Task objective
Below is some material; set it all down exactly, apart from the pictures.

Task input
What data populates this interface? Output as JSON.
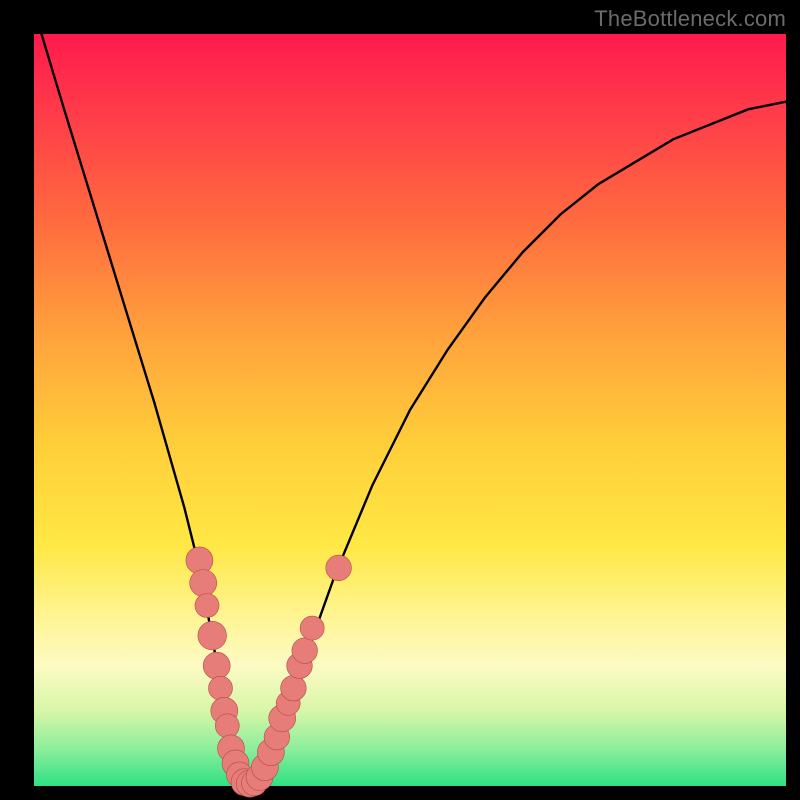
{
  "watermark": "TheBottleneck.com",
  "colors": {
    "frame": "#000000",
    "gradient_top": "#ff1a4d",
    "gradient_bottom": "#2fe084",
    "curve": "#000000",
    "marker_fill": "#e77d78",
    "marker_stroke": "#b34b47"
  },
  "chart_data": {
    "type": "line",
    "title": "",
    "xlabel": "",
    "ylabel": "",
    "xlim": [
      0,
      100
    ],
    "ylim": [
      0,
      100
    ],
    "grid": false,
    "legend": false,
    "series": [
      {
        "name": "bottleneck-curve",
        "x": [
          1,
          4,
          8,
          12,
          16,
          20,
          22,
          24,
          25,
          26,
          27,
          28,
          29,
          30,
          32,
          35,
          40,
          45,
          50,
          55,
          60,
          65,
          70,
          75,
          80,
          85,
          90,
          95,
          100
        ],
        "y": [
          100,
          90,
          77,
          64,
          51,
          37,
          29,
          18,
          11,
          5,
          1,
          0,
          0,
          1,
          5,
          14,
          28,
          40,
          50,
          58,
          65,
          71,
          76,
          80,
          83,
          86,
          88,
          90,
          91
        ]
      }
    ],
    "markers": [
      {
        "x": 22.0,
        "y": 30,
        "r": 1.8
      },
      {
        "x": 22.5,
        "y": 27,
        "r": 1.8
      },
      {
        "x": 23.0,
        "y": 24,
        "r": 1.6
      },
      {
        "x": 23.7,
        "y": 20,
        "r": 1.9
      },
      {
        "x": 24.3,
        "y": 16,
        "r": 1.8
      },
      {
        "x": 24.8,
        "y": 13,
        "r": 1.6
      },
      {
        "x": 25.3,
        "y": 10,
        "r": 1.8
      },
      {
        "x": 25.7,
        "y": 8,
        "r": 1.6
      },
      {
        "x": 26.2,
        "y": 5,
        "r": 1.8
      },
      {
        "x": 26.8,
        "y": 3,
        "r": 1.8
      },
      {
        "x": 27.3,
        "y": 1.5,
        "r": 1.7
      },
      {
        "x": 28.0,
        "y": 0.5,
        "r": 1.8
      },
      {
        "x": 28.7,
        "y": 0.3,
        "r": 1.8
      },
      {
        "x": 29.3,
        "y": 0.4,
        "r": 1.7
      },
      {
        "x": 30.0,
        "y": 1.2,
        "r": 1.8
      },
      {
        "x": 30.7,
        "y": 2.5,
        "r": 1.8
      },
      {
        "x": 31.5,
        "y": 4.5,
        "r": 1.8
      },
      {
        "x": 32.3,
        "y": 6.5,
        "r": 1.7
      },
      {
        "x": 33.0,
        "y": 9,
        "r": 1.8
      },
      {
        "x": 33.8,
        "y": 11,
        "r": 1.6
      },
      {
        "x": 34.5,
        "y": 13,
        "r": 1.7
      },
      {
        "x": 35.3,
        "y": 16,
        "r": 1.7
      },
      {
        "x": 36.0,
        "y": 18,
        "r": 1.7
      },
      {
        "x": 37.0,
        "y": 21,
        "r": 1.6
      },
      {
        "x": 40.5,
        "y": 29,
        "r": 1.7
      }
    ]
  }
}
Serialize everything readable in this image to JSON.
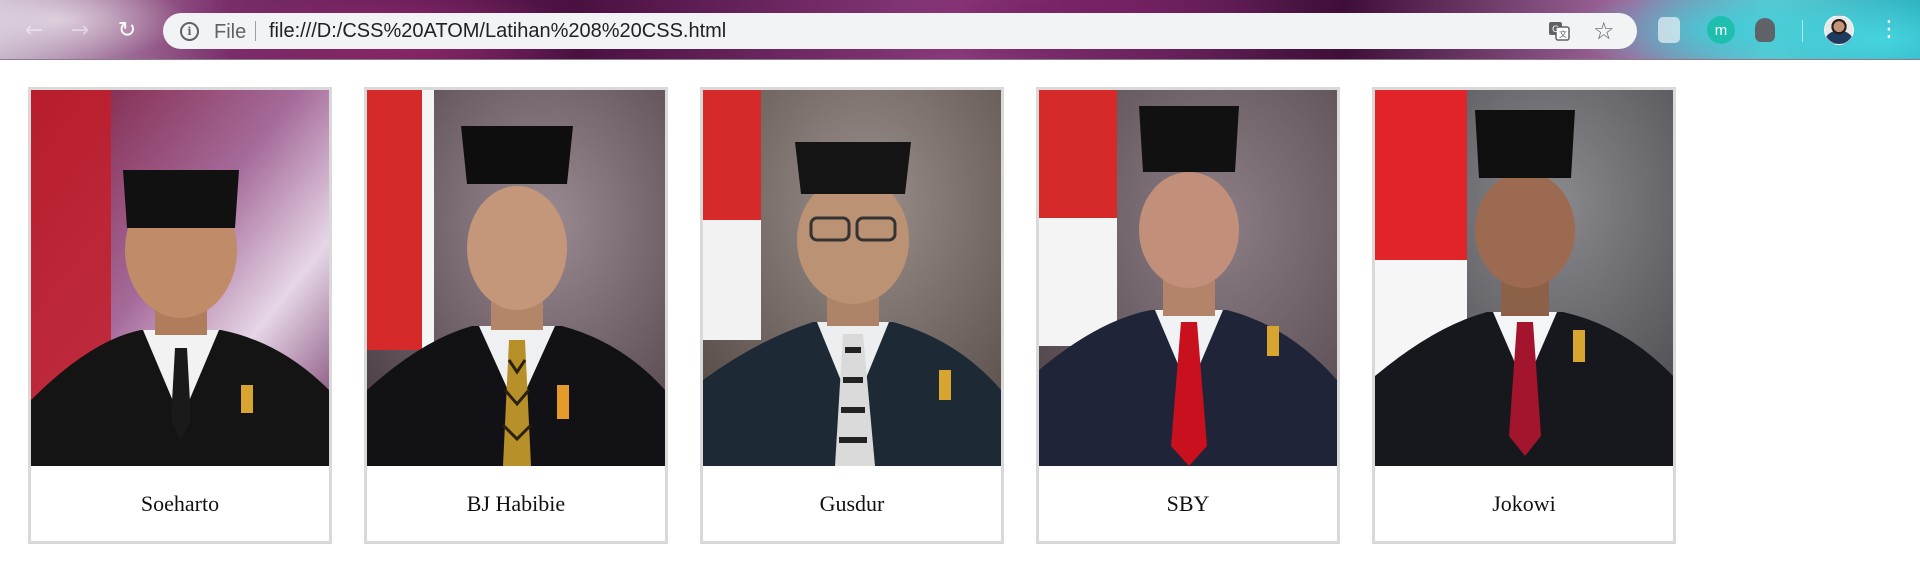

Solution below
What data populates this interface? Output as JSON.
{
  "watermark": "TheBottleneck.com",
  "colors": {
    "frame": "#000000",
    "gradient_top": "#ff1a4d",
    "gradient_bottom": "#2fe084",
    "curve": "#000000",
    "marker_fill": "#e77d78",
    "marker_stroke": "#b34b47"
  },
  "chart_data": {
    "type": "line",
    "title": "",
    "xlabel": "",
    "ylabel": "",
    "xlim": [
      0,
      100
    ],
    "ylim": [
      0,
      100
    ],
    "grid": false,
    "legend": false,
    "series": [
      {
        "name": "bottleneck-curve",
        "x": [
          1,
          4,
          8,
          12,
          16,
          20,
          22,
          24,
          25,
          26,
          27,
          28,
          29,
          30,
          32,
          35,
          40,
          45,
          50,
          55,
          60,
          65,
          70,
          75,
          80,
          85,
          90,
          95,
          100
        ],
        "y": [
          100,
          90,
          77,
          64,
          51,
          37,
          29,
          18,
          11,
          5,
          1,
          0,
          0,
          1,
          5,
          14,
          28,
          40,
          50,
          58,
          65,
          71,
          76,
          80,
          83,
          86,
          88,
          90,
          91
        ]
      }
    ],
    "markers": [
      {
        "x": 22.0,
        "y": 30,
        "r": 1.8
      },
      {
        "x": 22.5,
        "y": 27,
        "r": 1.8
      },
      {
        "x": 23.0,
        "y": 24,
        "r": 1.6
      },
      {
        "x": 23.7,
        "y": 20,
        "r": 1.9
      },
      {
        "x": 24.3,
        "y": 16,
        "r": 1.8
      },
      {
        "x": 24.8,
        "y": 13,
        "r": 1.6
      },
      {
        "x": 25.3,
        "y": 10,
        "r": 1.8
      },
      {
        "x": 25.7,
        "y": 8,
        "r": 1.6
      },
      {
        "x": 26.2,
        "y": 5,
        "r": 1.8
      },
      {
        "x": 26.8,
        "y": 3,
        "r": 1.8
      },
      {
        "x": 27.3,
        "y": 1.5,
        "r": 1.7
      },
      {
        "x": 28.0,
        "y": 0.5,
        "r": 1.8
      },
      {
        "x": 28.7,
        "y": 0.3,
        "r": 1.8
      },
      {
        "x": 29.3,
        "y": 0.4,
        "r": 1.7
      },
      {
        "x": 30.0,
        "y": 1.2,
        "r": 1.8
      },
      {
        "x": 30.7,
        "y": 2.5,
        "r": 1.8
      },
      {
        "x": 31.5,
        "y": 4.5,
        "r": 1.8
      },
      {
        "x": 32.3,
        "y": 6.5,
        "r": 1.7
      },
      {
        "x": 33.0,
        "y": 9,
        "r": 1.8
      },
      {
        "x": 33.8,
        "y": 11,
        "r": 1.6
      },
      {
        "x": 34.5,
        "y": 13,
        "r": 1.7
      },
      {
        "x": 35.3,
        "y": 16,
        "r": 1.7
      },
      {
        "x": 36.0,
        "y": 18,
        "r": 1.7
      },
      {
        "x": 37.0,
        "y": 21,
        "r": 1.6
      },
      {
        "x": 40.5,
        "y": 29,
        "r": 1.7
      }
    ]
  }
}
Serialize everything readable in this image to JSON.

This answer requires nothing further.